▶

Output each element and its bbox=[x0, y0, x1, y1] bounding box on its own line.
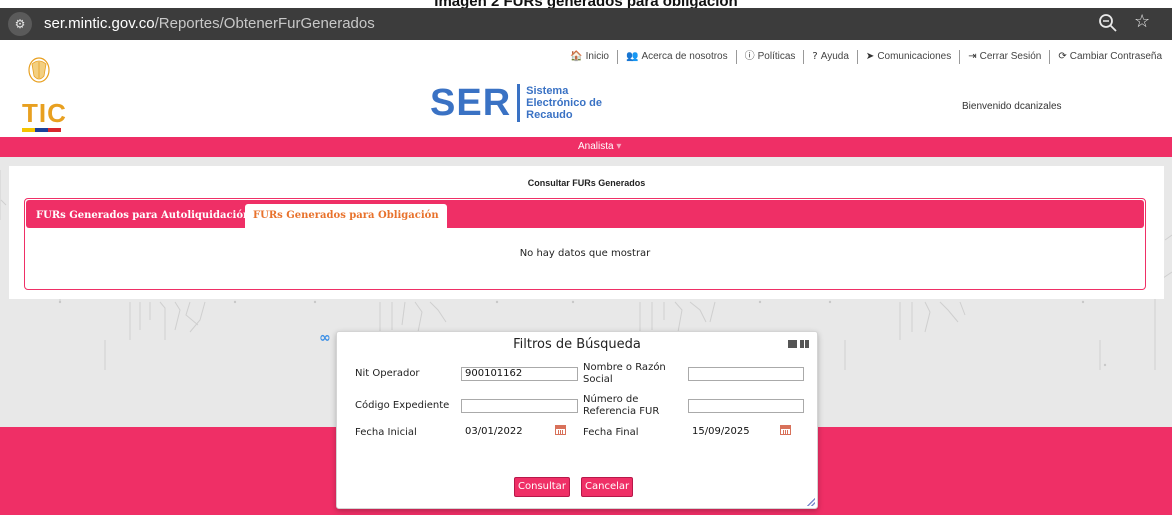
help-icon: ? bbox=[812, 51, 818, 62]
codigo-label: Código Expediente bbox=[355, 400, 450, 411]
nav-label: Inicio bbox=[585, 51, 609, 62]
ser-logo: SER Sistema Electrónico de Recaudo bbox=[430, 84, 602, 122]
fecha-final-input[interactable]: 15/09/2025 bbox=[688, 425, 784, 439]
tab-obligacion[interactable]: FURs Generados para Obligación bbox=[245, 204, 447, 228]
results-panel: Consultar FURs Generados FURs Generados … bbox=[9, 166, 1164, 299]
calendar-icon[interactable] bbox=[555, 425, 566, 435]
ser-subtitle-line: Recaudo bbox=[526, 109, 573, 121]
users-icon: 👥 bbox=[626, 51, 639, 62]
ser-wordmark: SER bbox=[430, 82, 512, 124]
tabs-header: FURs Generados para Autoliquidación FURs… bbox=[26, 200, 1144, 228]
empty-message: No hay datos que mostrar bbox=[519, 248, 651, 259]
logout-icon: ⇥ bbox=[968, 51, 977, 62]
ser-subtitle-line: Sistema bbox=[526, 85, 569, 97]
nav-ayuda[interactable]: ? Ayuda bbox=[803, 50, 857, 64]
role-label: Analista bbox=[578, 141, 614, 152]
codigo-input[interactable] bbox=[461, 399, 578, 413]
refresh-icon: ⟳ bbox=[1058, 51, 1067, 62]
dialog-title: Filtros de Búsqueda bbox=[513, 337, 641, 352]
info-icon: ⓘ bbox=[744, 51, 755, 62]
nit-input[interactable]: 900101162 bbox=[461, 367, 578, 381]
tile-icon[interactable] bbox=[800, 340, 809, 348]
role-menu[interactable]: Analista ▾ bbox=[578, 141, 621, 152]
site-header: 🏠 Inicio 👥 Acerca de nosotros ⓘ Políticas ?… bbox=[0, 40, 1172, 137]
resize-handle[interactable] bbox=[807, 498, 815, 506]
welcome-message: Bienvenido dcanizales bbox=[962, 101, 1062, 112]
nav-inicio[interactable]: 🏠 Inicio bbox=[562, 50, 617, 64]
nav-comunicaciones[interactable]: ➤ Comunicaciones bbox=[856, 50, 959, 64]
colombia-crest-icon bbox=[28, 57, 50, 83]
bookmark-star-icon[interactable]: ☆ bbox=[1134, 11, 1150, 32]
url-field[interactable]: ser.mintic.gov.co/Reportes/ObtenerFurGen… bbox=[44, 15, 375, 32]
site-settings-icon[interactable]: ⚙ bbox=[8, 12, 32, 36]
binoculars-icon[interactable]: ∞ bbox=[319, 330, 331, 346]
nav-cambiar-contrasena[interactable]: ⟳ Cambiar Contraseña bbox=[1049, 50, 1170, 64]
minimize-icon[interactable] bbox=[788, 340, 797, 348]
browser-address-bar: ⚙ ser.mintic.gov.co/Reportes/ObtenerFurG… bbox=[0, 8, 1172, 40]
tab-autoliquidacion[interactable]: FURs Generados para Autoliquidación bbox=[28, 204, 258, 228]
top-navigation: 🏠 Inicio 👥 Acerca de nosotros ⓘ Políticas ?… bbox=[562, 50, 1170, 64]
search-filters-dialog: Filtros de Búsqueda Nit Operador 9001011… bbox=[336, 331, 818, 509]
ser-subtitle: Sistema Electrónico de Recaudo bbox=[526, 85, 602, 121]
nav-label: Cambiar Contraseña bbox=[1069, 51, 1162, 62]
chevron-down-icon: ▾ bbox=[616, 141, 622, 152]
dialog-window-controls bbox=[788, 340, 809, 348]
main-menu-bar: Analista ▾ bbox=[0, 137, 1172, 157]
nav-label: Políticas bbox=[757, 51, 796, 62]
tic-logo: TIC bbox=[22, 98, 67, 128]
tabs-container: FURs Generados para Autoliquidación FURs… bbox=[24, 198, 1146, 290]
fecha-final-label: Fecha Final bbox=[583, 427, 639, 438]
home-icon: 🏠 bbox=[570, 51, 583, 62]
nav-cerrar-sesion[interactable]: ⇥ Cerrar Sesión bbox=[959, 50, 1049, 64]
tic-flag-stripe bbox=[22, 128, 61, 132]
fecha-inicial-label: Fecha Inicial bbox=[355, 427, 417, 438]
ser-subtitle-line: Electrónico de bbox=[526, 97, 602, 109]
screen: Imagen 2 FURs generados para obligación … bbox=[0, 0, 1172, 515]
zoom-icon[interactable] bbox=[1097, 12, 1119, 34]
referencia-label: Número de Referencia FUR bbox=[583, 394, 660, 417]
nav-label: Cerrar Sesión bbox=[979, 51, 1042, 62]
url-domain: ser.mintic.gov.co bbox=[44, 15, 155, 32]
consultar-button[interactable]: Consultar bbox=[514, 477, 570, 497]
referencia-input[interactable] bbox=[688, 399, 804, 413]
panel-title: Consultar FURs Generados bbox=[527, 178, 646, 188]
ser-divider bbox=[517, 84, 521, 122]
nit-label: Nit Operador bbox=[355, 368, 420, 379]
calendar-icon[interactable] bbox=[780, 425, 791, 435]
cancelar-button[interactable]: Cancelar bbox=[581, 477, 634, 497]
fecha-inicial-input[interactable]: 03/01/2022 bbox=[461, 425, 557, 439]
send-icon: ➤ bbox=[865, 51, 875, 62]
nav-acerca-de-nosotros[interactable]: 👥 Acerca de nosotros bbox=[617, 50, 736, 64]
nav-label: Ayuda bbox=[820, 51, 849, 62]
nav-label: Acerca de nosotros bbox=[641, 51, 728, 62]
nombre-input[interactable] bbox=[688, 367, 804, 381]
nav-label: Comunicaciones bbox=[877, 51, 952, 62]
nombre-label: Nombre o Razón Social bbox=[583, 362, 666, 385]
url-path: /Reportes/ObtenerFurGenerados bbox=[154, 15, 375, 32]
nav-politicas[interactable]: ⓘ Políticas bbox=[735, 50, 804, 64]
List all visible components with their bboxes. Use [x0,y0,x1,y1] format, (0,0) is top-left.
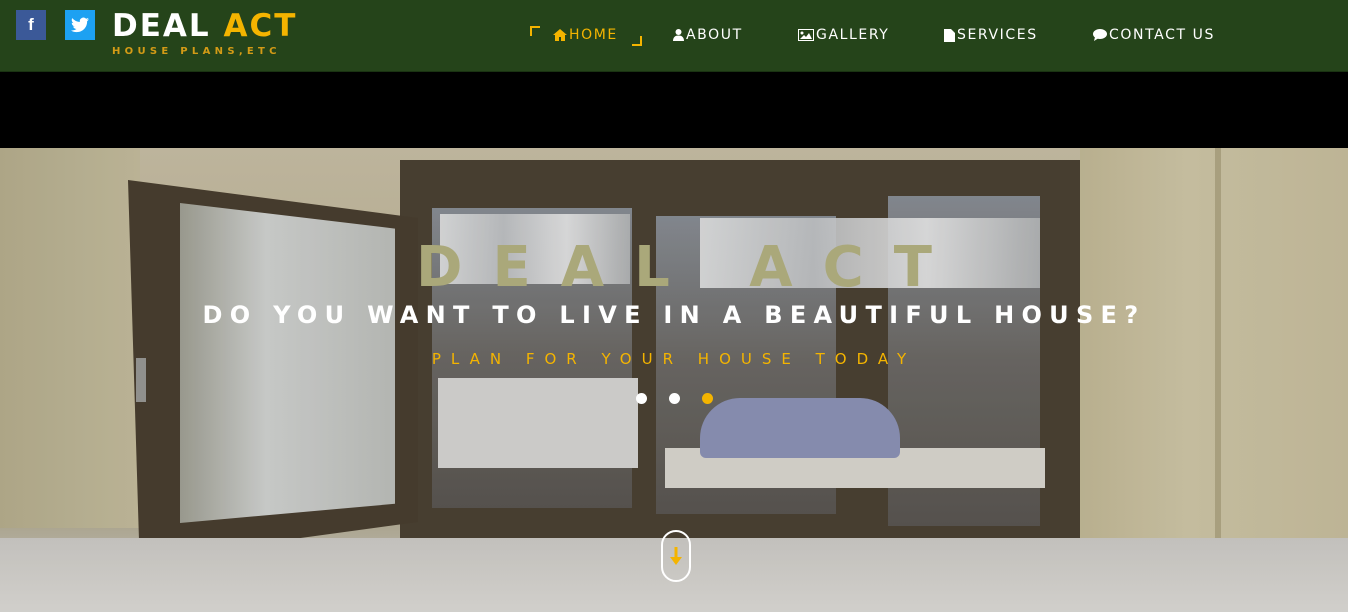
image-icon [798,29,814,41]
nav-item-services[interactable]: SERVICES [944,27,1038,43]
hero-tagline: PLAN FOR YOUR HOUSE TODAY [431,350,917,368]
file-icon [944,28,955,42]
slider-dot-1[interactable] [636,393,647,404]
hero-title: DEAL ACT [416,235,962,300]
facebook-glyph: f [28,15,34,34]
home-icon [553,29,567,41]
user-icon [673,29,684,41]
nav-item-label: CONTACT US [1109,27,1215,43]
nav-item-home[interactable]: HOME [553,27,618,43]
arrow-down-icon [670,547,682,565]
site-logo[interactable]: DEAL ACT HOUSE PLANS,ETC [112,8,297,59]
slider-dot-3[interactable] [702,393,713,404]
chat-icon [1093,29,1107,41]
logo-subtitle: HOUSE PLANS,ETC [112,46,281,57]
scroll-down-button[interactable] [661,530,691,582]
nav-item-contact-us[interactable]: CONTACT US [1093,27,1215,43]
active-bracket-top-left [530,26,540,36]
hero-subtitle: DO YOU WANT TO LIVE IN A BEAUTIFUL HOUSE… [202,301,1146,329]
logo-title-white: DEAL [112,8,224,44]
twitter-bird-icon [71,17,89,33]
logo-title: DEAL ACT [112,8,297,44]
logo-title-accent: ACT [223,8,298,44]
twitter-icon[interactable] [65,10,95,40]
facebook-icon[interactable]: f [16,10,46,40]
nav-item-gallery[interactable]: GALLERY [798,27,889,43]
nav-item-about[interactable]: ABOUT [673,27,743,43]
nav-item-label: GALLERY [816,27,890,43]
nav-item-label: HOME [569,27,618,43]
nav-item-label: SERVICES [957,27,1038,43]
active-bracket-bottom-right [632,36,642,46]
nav-item-label: ABOUT [686,27,743,43]
slider-dot-2[interactable] [669,393,680,404]
slider-dots [636,393,713,405]
site-header: f DEAL ACT HOUSE PLANS,ETC HOME ABOUT GA… [0,0,1348,72]
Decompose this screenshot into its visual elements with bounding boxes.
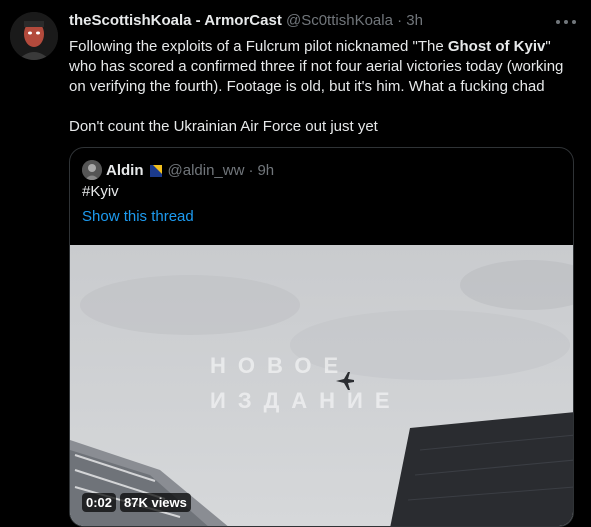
tweet-header: theScottishKoala - ArmorCast @Sc0ttishKo… (69, 12, 423, 29)
watermark-line-2: ИЗДАНИЕ (210, 388, 402, 413)
separator: · (397, 12, 403, 29)
timestamp[interactable]: 3h (406, 12, 423, 29)
display-name[interactable]: theScottishKoala - ArmorCast (69, 12, 282, 29)
quoted-timestamp[interactable]: 9h (257, 162, 274, 179)
video-timestamp: 0:02 (82, 493, 117, 512)
quoted-tweet[interactable]: Aldin @aldin_ww · 9h #Kyiv Show this thr… (69, 147, 574, 527)
text-bold: Ghost of Kyiv (447, 38, 546, 55)
quoted-separator: · (248, 161, 254, 179)
more-icon[interactable] (553, 14, 579, 30)
quoted-handle[interactable]: @aldin_ww (168, 162, 245, 179)
tweet-paragraph-2: Don't count the Ukrainian Air Force out … (69, 118, 378, 135)
fighter-jet-icon (336, 372, 354, 390)
text-pre: Following the exploits of a Fulcrum pilo… (69, 38, 448, 55)
handle[interactable]: @Sc0ttishKoala (286, 12, 393, 29)
quoted-text: #Kyiv (82, 183, 119, 200)
show-thread-link[interactable]: Show this thread (82, 208, 194, 225)
quoted-avatar[interactable] (82, 160, 102, 180)
quoted-header: Aldin @aldin_ww · 9h (82, 160, 274, 180)
video-frame (70, 245, 573, 526)
tweet-text: Following the exploits of a Fulcrum pilo… (69, 37, 574, 137)
video-player[interactable]: НОВОЕ ИЗДАНИЕ 0:02 87K views (70, 245, 573, 526)
flag-icon (149, 164, 162, 177)
avatar[interactable] (10, 12, 58, 60)
view-count: 87K views (120, 493, 191, 512)
tweet-paragraph-1: Following the exploits of a Fulcrum pilo… (69, 37, 574, 97)
quoted-display-name[interactable]: Aldin (106, 162, 144, 179)
watermark-line-1: НОВОЕ (210, 353, 351, 378)
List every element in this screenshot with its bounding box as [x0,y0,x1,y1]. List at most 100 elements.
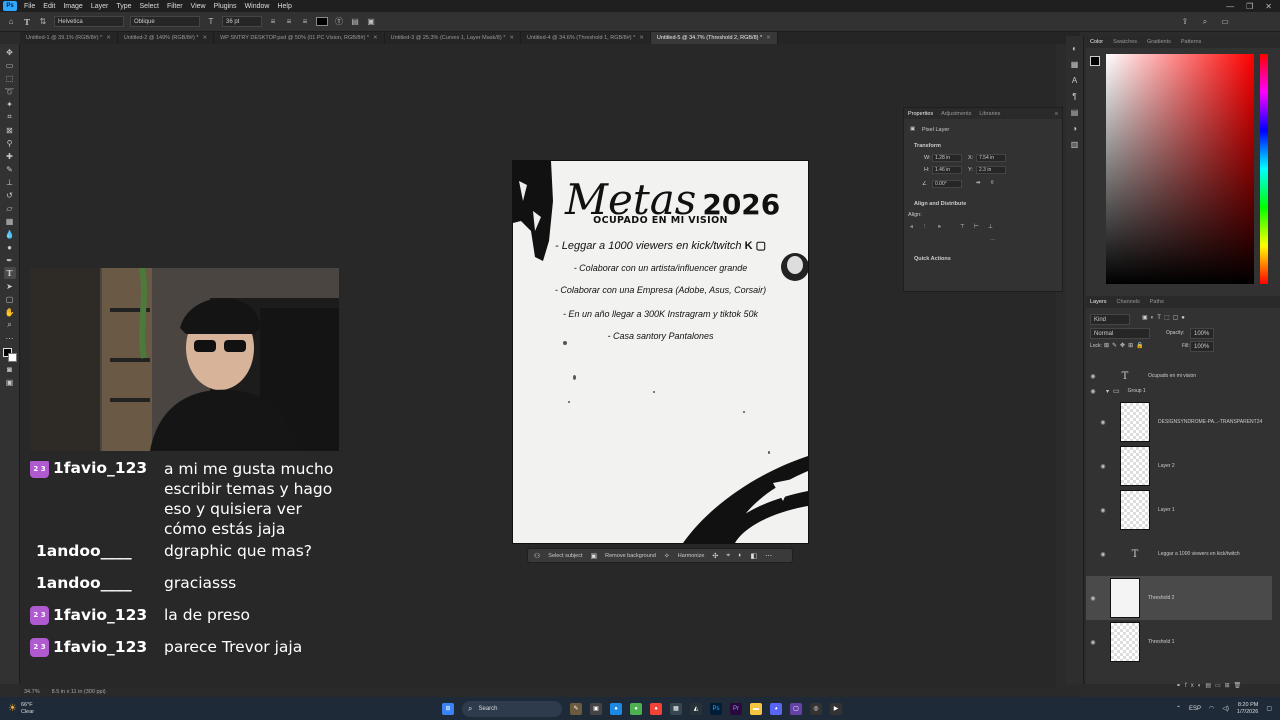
align-left-icon[interactable]: ⫷ [910,224,913,231]
harmonize-button[interactable]: Harmonize [678,553,705,559]
visibility-eye-icon[interactable]: ◉ [1096,507,1110,514]
visibility-eye-icon[interactable]: ◉ [1086,388,1100,395]
media-player-icon[interactable]: ▶ [830,702,842,715]
width-field[interactable]: 1.28 in [932,154,962,162]
more-options-icon[interactable]: ⋯ [765,552,772,560]
dodge-tool-icon[interactable]: ● [4,241,16,253]
photoshop-taskbar-icon[interactable]: Ps [710,702,722,715]
weather-widget[interactable]: ☀ 66°F Clear [0,702,120,716]
menu-view[interactable]: View [187,3,210,10]
eyedropper-icon[interactable]: ⚲ [4,137,16,149]
close-tab-icon[interactable]: ✕ [202,35,207,41]
paragraph-panel-icon[interactable]: ¶ [1069,90,1081,102]
mask-icon[interactable]: ◐ [738,552,742,559]
align-vcenter-icon[interactable]: ⊢ [974,224,979,230]
close-tab-icon[interactable]: ✕ [639,35,644,41]
clock[interactable]: 8:20 PM 1/7/2026 [1237,702,1258,716]
layer-kind-filter[interactable]: Kind [1090,314,1130,325]
adjustments-panel-icon[interactable]: ◑ [1069,122,1081,134]
crop-tool-icon[interactable]: ⌗ [4,111,16,123]
twitch-icon[interactable]: ▢ [790,702,802,715]
angle-field[interactable]: 0.00° [932,180,962,188]
task-view-icon[interactable]: ▣ [590,702,602,715]
flip-horizontal-icon[interactable]: ⇹ [976,180,981,186]
character-panel-icon[interactable]: ▤ [350,17,360,27]
gradient-tool-icon[interactable]: ▦ [4,215,16,227]
flip-vertical-icon[interactable]: ⇳ [990,180,995,186]
hand-tool-icon[interactable]: ✋ [4,306,16,318]
tab-properties[interactable]: Properties [908,111,933,117]
font-family-select[interactable]: Helvetica [54,16,124,27]
file-explorer-icon[interactable]: ▬ [750,702,762,715]
layer-row[interactable]: ◉ DESIGNSYNDROME-PA...-TRANSPARENT24 [1086,400,1272,444]
fill-field[interactable]: 100% [1190,341,1214,352]
share-icon[interactable]: ⇪ [1180,17,1190,27]
layer-filter-icons[interactable]: ▣◐T⬚▢● [1142,314,1188,321]
brush-tool-icon[interactable]: ✎ [4,163,16,175]
layer-actions-icons[interactable]: ⚭fx◐▤▭⊞🗑 [1176,682,1245,689]
quick-mask-icon[interactable]: ◙ [4,363,16,375]
home-icon[interactable]: ⌂ [6,17,16,27]
tab-adjustments[interactable]: Adjustments [941,111,971,117]
input-language[interactable]: ESP [1189,706,1201,712]
magic-wand-icon[interactable]: ✦ [4,98,16,110]
tab-untitled-3[interactable]: Untitled-3 @ 25.3% (Curves 1, Layer Mask… [385,32,521,44]
search-highlight-icon[interactable]: ✎ [570,702,582,715]
tab-color[interactable]: Color [1090,39,1103,45]
type-tool-icon[interactable]: T [3,267,16,279]
tab-wp-sntry-desktop[interactable]: WP SNTRY DESKTOP.psd @ 50% (01 PC Vision… [214,32,385,44]
restore-icon[interactable]: ❐ [1246,2,1253,11]
transform-icon[interactable]: ⌖ [726,552,730,560]
adjust-icon[interactable]: ◧ [750,552,757,560]
text-color-swatch[interactable] [316,17,328,26]
tab-libraries[interactable]: Libraries [979,111,1000,117]
tab-untitled-5[interactable]: Untitled-5 @ 34.7% (Threshold 2, RGB/8) … [650,32,778,44]
menu-select[interactable]: Select [136,3,163,10]
align-right-icon[interactable]: ⫸ [938,224,941,231]
quick-actions-section[interactable]: Quick Actions [914,256,951,262]
tab-untitled-1[interactable]: Untitled-1 @ 39.1% (RGB/8#) * ✕ [20,32,118,44]
menu-plugins[interactable]: Plugins [210,3,241,10]
group-expand-icon[interactable]: ▾ [1106,388,1109,395]
menu-type[interactable]: Type [112,3,135,10]
calculator-icon[interactable]: ▦ [670,702,682,715]
swatches-panel-icon[interactable]: ▦ [1069,58,1081,70]
font-size-select[interactable]: 36 pt [222,16,262,27]
healing-brush-icon[interactable]: ✚ [4,150,16,162]
x-field[interactable]: 7.54 in [976,154,1006,162]
artboard-tool-icon[interactable]: ▭ [4,59,16,71]
chrome-profile-icon[interactable]: ● [630,702,642,715]
visibility-eye-icon[interactable]: ◉ [1086,595,1100,602]
menu-image[interactable]: Image [59,3,86,10]
select-subject-button[interactable]: Select subject [548,553,582,559]
align-top-icon[interactable]: ⊤ [960,224,965,230]
obs-icon[interactable]: ◎ [810,702,822,715]
height-field[interactable]: 1.46 in [932,166,962,174]
type-tool-icon[interactable]: T [22,17,32,27]
marquee-tool-icon[interactable]: ⬚ [4,72,16,84]
remove-background-button[interactable]: Remove background [605,553,656,559]
layer-row[interactable]: ◉ Threshold 1 [1086,620,1272,664]
path-selection-icon[interactable]: ➤ [4,280,16,292]
search-icon[interactable]: ⌕ [1200,17,1210,27]
blend-mode-select[interactable]: Normal [1090,328,1150,339]
more-tools-icon[interactable]: ⋯ [4,332,16,344]
close-icon[interactable]: ✕ [1265,2,1272,11]
font-style-select[interactable]: Oblique [130,16,200,27]
align-section[interactable]: Align and Distribute [914,201,966,207]
background-color[interactable] [7,353,17,362]
menu-help[interactable]: Help [273,3,295,10]
blur-tool-icon[interactable]: 💧 [4,228,16,240]
generative-icon[interactable]: ✣ [712,552,718,560]
more-align-icon[interactable]: ⋯ [990,238,996,244]
lasso-tool-icon[interactable]: ➰ [4,85,16,97]
visibility-eye-icon[interactable]: ◉ [1096,419,1110,426]
layer-row[interactable]: ◉ ▾ ▭ Group 1 [1086,384,1272,398]
layer-row[interactable]: ◉ Layer 2 [1086,444,1272,488]
frame-tool-icon[interactable]: ⊠ [4,124,16,136]
tab-channels[interactable]: Channels [1117,299,1140,305]
align-right-icon[interactable]: ≡ [300,17,310,27]
transform-section[interactable]: Transform [914,143,941,149]
tab-layers[interactable]: Layers [1090,299,1107,305]
history-brush-icon[interactable]: ↺ [4,189,16,201]
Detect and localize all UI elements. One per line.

◀

Short task: Copy out, word for word, every line of the data above from the line with "image-icon [798,29,814,41]" to the line with "twitter-bird-icon [71,17,89,33]", including both of those lines.

Output for this task:
image-icon [798,29,814,41]
nav-item-services[interactable]: SERVICES [944,27,1038,43]
hero-tagline: PLAN FOR YOUR HOUSE TODAY [431,350,917,368]
file-icon [944,28,955,42]
slider-dot-1[interactable] [636,393,647,404]
hero-title: DEAL ACT [416,235,962,300]
facebook-glyph: f [28,15,34,34]
home-icon [553,29,567,41]
user-icon [673,29,684,41]
nav-item-label: CONTACT US [1109,27,1215,43]
nav-item-home[interactable]: HOME [553,27,618,43]
arrow-down-icon [670,547,682,565]
site-logo[interactable]: DEAL ACT HOUSE PLANS,ETC [112,8,297,59]
slider-dot-3[interactable] [702,393,713,404]
chat-icon [1093,29,1107,41]
logo-subtitle: HOUSE PLANS,ETC [112,46,281,57]
scroll-down-button[interactable] [661,530,691,582]
nav-item-contact-us[interactable]: CONTACT US [1093,27,1215,43]
active-bracket-top-left [530,26,540,36]
hero-subtitle: DO YOU WANT TO LIVE IN A BEAUTIFUL HOUSE… [202,301,1146,329]
logo-title-white: DEAL [112,8,224,44]
twitter-bird-icon [71,17,89,33]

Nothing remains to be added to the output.